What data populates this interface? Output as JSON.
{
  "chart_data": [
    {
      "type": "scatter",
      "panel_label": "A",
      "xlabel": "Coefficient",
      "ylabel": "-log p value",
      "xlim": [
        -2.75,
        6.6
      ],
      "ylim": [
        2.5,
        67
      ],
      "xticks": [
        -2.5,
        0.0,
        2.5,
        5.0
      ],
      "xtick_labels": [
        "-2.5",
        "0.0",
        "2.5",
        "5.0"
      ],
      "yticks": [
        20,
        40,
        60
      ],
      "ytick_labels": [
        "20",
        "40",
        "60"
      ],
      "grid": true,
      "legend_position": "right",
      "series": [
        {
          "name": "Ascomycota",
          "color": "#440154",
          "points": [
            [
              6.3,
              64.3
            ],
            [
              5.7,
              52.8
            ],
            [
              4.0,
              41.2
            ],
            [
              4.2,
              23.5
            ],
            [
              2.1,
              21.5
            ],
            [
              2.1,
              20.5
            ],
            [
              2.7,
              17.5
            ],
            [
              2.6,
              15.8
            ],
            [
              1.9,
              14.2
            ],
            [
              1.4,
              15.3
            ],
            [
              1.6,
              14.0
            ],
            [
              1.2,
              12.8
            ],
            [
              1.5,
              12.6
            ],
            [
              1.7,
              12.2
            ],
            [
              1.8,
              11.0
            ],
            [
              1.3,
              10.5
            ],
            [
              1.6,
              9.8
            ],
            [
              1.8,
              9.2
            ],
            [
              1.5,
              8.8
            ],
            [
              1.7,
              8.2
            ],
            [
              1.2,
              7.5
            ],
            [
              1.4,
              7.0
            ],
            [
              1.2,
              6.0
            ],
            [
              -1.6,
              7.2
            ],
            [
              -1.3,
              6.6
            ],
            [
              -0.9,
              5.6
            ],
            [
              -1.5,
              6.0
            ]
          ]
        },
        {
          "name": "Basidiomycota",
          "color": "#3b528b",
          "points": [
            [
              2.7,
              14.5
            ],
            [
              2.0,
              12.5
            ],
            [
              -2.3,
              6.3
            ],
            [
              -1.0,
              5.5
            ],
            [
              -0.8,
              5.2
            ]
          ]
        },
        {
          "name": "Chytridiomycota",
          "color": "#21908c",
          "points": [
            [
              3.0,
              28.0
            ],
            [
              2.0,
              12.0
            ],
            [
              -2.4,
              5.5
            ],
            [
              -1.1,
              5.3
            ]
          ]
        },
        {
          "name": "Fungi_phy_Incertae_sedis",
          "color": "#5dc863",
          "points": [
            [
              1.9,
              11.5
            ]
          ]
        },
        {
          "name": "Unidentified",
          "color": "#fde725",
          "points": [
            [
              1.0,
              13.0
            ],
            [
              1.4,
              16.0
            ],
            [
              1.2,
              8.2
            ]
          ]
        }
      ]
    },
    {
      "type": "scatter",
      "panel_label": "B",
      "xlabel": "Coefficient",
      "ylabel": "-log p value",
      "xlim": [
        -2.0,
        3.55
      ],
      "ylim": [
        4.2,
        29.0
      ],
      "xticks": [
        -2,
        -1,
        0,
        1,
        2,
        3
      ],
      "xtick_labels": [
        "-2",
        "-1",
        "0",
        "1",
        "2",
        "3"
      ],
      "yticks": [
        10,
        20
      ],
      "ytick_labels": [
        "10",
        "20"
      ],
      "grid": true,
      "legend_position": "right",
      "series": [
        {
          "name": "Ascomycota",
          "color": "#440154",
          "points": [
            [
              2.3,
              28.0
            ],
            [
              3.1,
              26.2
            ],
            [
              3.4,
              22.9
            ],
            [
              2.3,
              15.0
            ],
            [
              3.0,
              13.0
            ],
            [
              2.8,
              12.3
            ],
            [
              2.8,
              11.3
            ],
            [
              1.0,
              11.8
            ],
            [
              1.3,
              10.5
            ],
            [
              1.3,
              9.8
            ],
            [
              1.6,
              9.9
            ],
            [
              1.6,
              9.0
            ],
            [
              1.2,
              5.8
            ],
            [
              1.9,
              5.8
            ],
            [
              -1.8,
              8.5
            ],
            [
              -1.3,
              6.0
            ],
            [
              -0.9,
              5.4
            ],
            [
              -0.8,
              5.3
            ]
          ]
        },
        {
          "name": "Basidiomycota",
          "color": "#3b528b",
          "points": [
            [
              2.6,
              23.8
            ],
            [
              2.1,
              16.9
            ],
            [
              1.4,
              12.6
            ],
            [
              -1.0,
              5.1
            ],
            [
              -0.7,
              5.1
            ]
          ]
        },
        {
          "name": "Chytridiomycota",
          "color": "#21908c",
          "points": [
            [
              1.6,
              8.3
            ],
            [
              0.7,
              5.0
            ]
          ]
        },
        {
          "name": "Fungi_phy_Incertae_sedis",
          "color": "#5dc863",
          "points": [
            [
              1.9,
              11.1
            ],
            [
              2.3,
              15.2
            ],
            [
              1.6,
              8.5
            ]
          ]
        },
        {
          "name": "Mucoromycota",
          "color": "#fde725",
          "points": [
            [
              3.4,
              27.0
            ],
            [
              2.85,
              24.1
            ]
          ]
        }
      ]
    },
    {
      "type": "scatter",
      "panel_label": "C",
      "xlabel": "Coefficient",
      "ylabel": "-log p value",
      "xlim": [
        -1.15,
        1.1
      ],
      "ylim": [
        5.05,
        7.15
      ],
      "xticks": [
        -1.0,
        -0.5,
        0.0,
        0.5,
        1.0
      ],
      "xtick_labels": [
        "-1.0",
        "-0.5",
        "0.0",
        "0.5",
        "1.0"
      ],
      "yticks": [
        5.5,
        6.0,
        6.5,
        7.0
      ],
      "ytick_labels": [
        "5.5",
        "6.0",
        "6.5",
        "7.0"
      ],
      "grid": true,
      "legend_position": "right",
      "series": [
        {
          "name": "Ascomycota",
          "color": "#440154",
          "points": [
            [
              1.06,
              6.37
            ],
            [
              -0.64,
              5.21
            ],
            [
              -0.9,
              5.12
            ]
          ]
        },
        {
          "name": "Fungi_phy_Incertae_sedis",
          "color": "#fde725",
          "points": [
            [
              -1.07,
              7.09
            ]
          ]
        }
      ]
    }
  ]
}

**PROBLEM TO WORK ON:**
Output the whole listing above again, word for word.

**TASK ANSWER:**
What data populates this interface? Output as JSON.
{
  "chart_data": [
    {
      "type": "scatter",
      "panel_label": "A",
      "xlabel": "Coefficient",
      "ylabel": "-log p value",
      "xlim": [
        -2.75,
        6.6
      ],
      "ylim": [
        2.5,
        67
      ],
      "xticks": [
        -2.5,
        0.0,
        2.5,
        5.0
      ],
      "xtick_labels": [
        "-2.5",
        "0.0",
        "2.5",
        "5.0"
      ],
      "yticks": [
        20,
        40,
        60
      ],
      "ytick_labels": [
        "20",
        "40",
        "60"
      ],
      "grid": true,
      "legend_position": "right",
      "series": [
        {
          "name": "Ascomycota",
          "color": "#440154",
          "points": [
            [
              6.3,
              64.3
            ],
            [
              5.7,
              52.8
            ],
            [
              4.0,
              41.2
            ],
            [
              4.2,
              23.5
            ],
            [
              2.1,
              21.5
            ],
            [
              2.1,
              20.5
            ],
            [
              2.7,
              17.5
            ],
            [
              2.6,
              15.8
            ],
            [
              1.9,
              14.2
            ],
            [
              1.4,
              15.3
            ],
            [
              1.6,
              14.0
            ],
            [
              1.2,
              12.8
            ],
            [
              1.5,
              12.6
            ],
            [
              1.7,
              12.2
            ],
            [
              1.8,
              11.0
            ],
            [
              1.3,
              10.5
            ],
            [
              1.6,
              9.8
            ],
            [
              1.8,
              9.2
            ],
            [
              1.5,
              8.8
            ],
            [
              1.7,
              8.2
            ],
            [
              1.2,
              7.5
            ],
            [
              1.4,
              7.0
            ],
            [
              1.2,
              6.0
            ],
            [
              -1.6,
              7.2
            ],
            [
              -1.3,
              6.6
            ],
            [
              -0.9,
              5.6
            ],
            [
              -1.5,
              6.0
            ]
          ]
        },
        {
          "name": "Basidiomycota",
          "color": "#3b528b",
          "points": [
            [
              2.7,
              14.5
            ],
            [
              2.0,
              12.5
            ],
            [
              -2.3,
              6.3
            ],
            [
              -1.0,
              5.5
            ],
            [
              -0.8,
              5.2
            ]
          ]
        },
        {
          "name": "Chytridiomycota",
          "color": "#21908c",
          "points": [
            [
              3.0,
              28.0
            ],
            [
              2.0,
              12.0
            ],
            [
              -2.4,
              5.5
            ],
            [
              -1.1,
              5.3
            ]
          ]
        },
        {
          "name": "Fungi_phy_Incertae_sedis",
          "color": "#5dc863",
          "points": [
            [
              1.9,
              11.5
            ]
          ]
        },
        {
          "name": "Unidentified",
          "color": "#fde725",
          "points": [
            [
              1.0,
              13.0
            ],
            [
              1.4,
              16.0
            ],
            [
              1.2,
              8.2
            ]
          ]
        }
      ]
    },
    {
      "type": "scatter",
      "panel_label": "B",
      "xlabel": "Coefficient",
      "ylabel": "-log p value",
      "xlim": [
        -2.0,
        3.55
      ],
      "ylim": [
        4.2,
        29.0
      ],
      "xticks": [
        -2,
        -1,
        0,
        1,
        2,
        3
      ],
      "xtick_labels": [
        "-2",
        "-1",
        "0",
        "1",
        "2",
        "3"
      ],
      "yticks": [
        10,
        20
      ],
      "ytick_labels": [
        "10",
        "20"
      ],
      "grid": true,
      "legend_position": "right",
      "series": [
        {
          "name": "Ascomycota",
          "color": "#440154",
          "points": [
            [
              2.3,
              28.0
            ],
            [
              3.1,
              26.2
            ],
            [
              3.4,
              22.9
            ],
            [
              2.3,
              15.0
            ],
            [
              3.0,
              13.0
            ],
            [
              2.8,
              12.3
            ],
            [
              2.8,
              11.3
            ],
            [
              1.0,
              11.8
            ],
            [
              1.3,
              10.5
            ],
            [
              1.3,
              9.8
            ],
            [
              1.6,
              9.9
            ],
            [
              1.6,
              9.0
            ],
            [
              1.2,
              5.8
            ],
            [
              1.9,
              5.8
            ],
            [
              -1.8,
              8.5
            ],
            [
              -1.3,
              6.0
            ],
            [
              -0.9,
              5.4
            ],
            [
              -0.8,
              5.3
            ]
          ]
        },
        {
          "name": "Basidiomycota",
          "color": "#3b528b",
          "points": [
            [
              2.6,
              23.8
            ],
            [
              2.1,
              16.9
            ],
            [
              1.4,
              12.6
            ],
            [
              -1.0,
              5.1
            ],
            [
              -0.7,
              5.1
            ]
          ]
        },
        {
          "name": "Chytridiomycota",
          "color": "#21908c",
          "points": [
            [
              1.6,
              8.3
            ],
            [
              0.7,
              5.0
            ]
          ]
        },
        {
          "name": "Fungi_phy_Incertae_sedis",
          "color": "#5dc863",
          "points": [
            [
              1.9,
              11.1
            ],
            [
              2.3,
              15.2
            ],
            [
              1.6,
              8.5
            ]
          ]
        },
        {
          "name": "Mucoromycota",
          "color": "#fde725",
          "points": [
            [
              3.4,
              27.0
            ],
            [
              2.85,
              24.1
            ]
          ]
        }
      ]
    },
    {
      "type": "scatter",
      "panel_label": "C",
      "xlabel": "Coefficient",
      "ylabel": "-log p value",
      "xlim": [
        -1.15,
        1.1
      ],
      "ylim": [
        5.05,
        7.15
      ],
      "xticks": [
        -1.0,
        -0.5,
        0.0,
        0.5,
        1.0
      ],
      "xtick_labels": [
        "-1.0",
        "-0.5",
        "0.0",
        "0.5",
        "1.0"
      ],
      "yticks": [
        5.5,
        6.0,
        6.5,
        7.0
      ],
      "ytick_labels": [
        "5.5",
        "6.0",
        "6.5",
        "7.0"
      ],
      "grid": true,
      "legend_position": "right",
      "series": [
        {
          "name": "Ascomycota",
          "color": "#440154",
          "points": [
            [
              1.06,
              6.37
            ],
            [
              -0.64,
              5.21
            ],
            [
              -0.9,
              5.12
            ]
          ]
        },
        {
          "name": "Fungi_phy_Incertae_sedis",
          "color": "#fde725",
          "points": [
            [
              -1.07,
              7.09
            ]
          ]
        }
      ]
    }
  ]
}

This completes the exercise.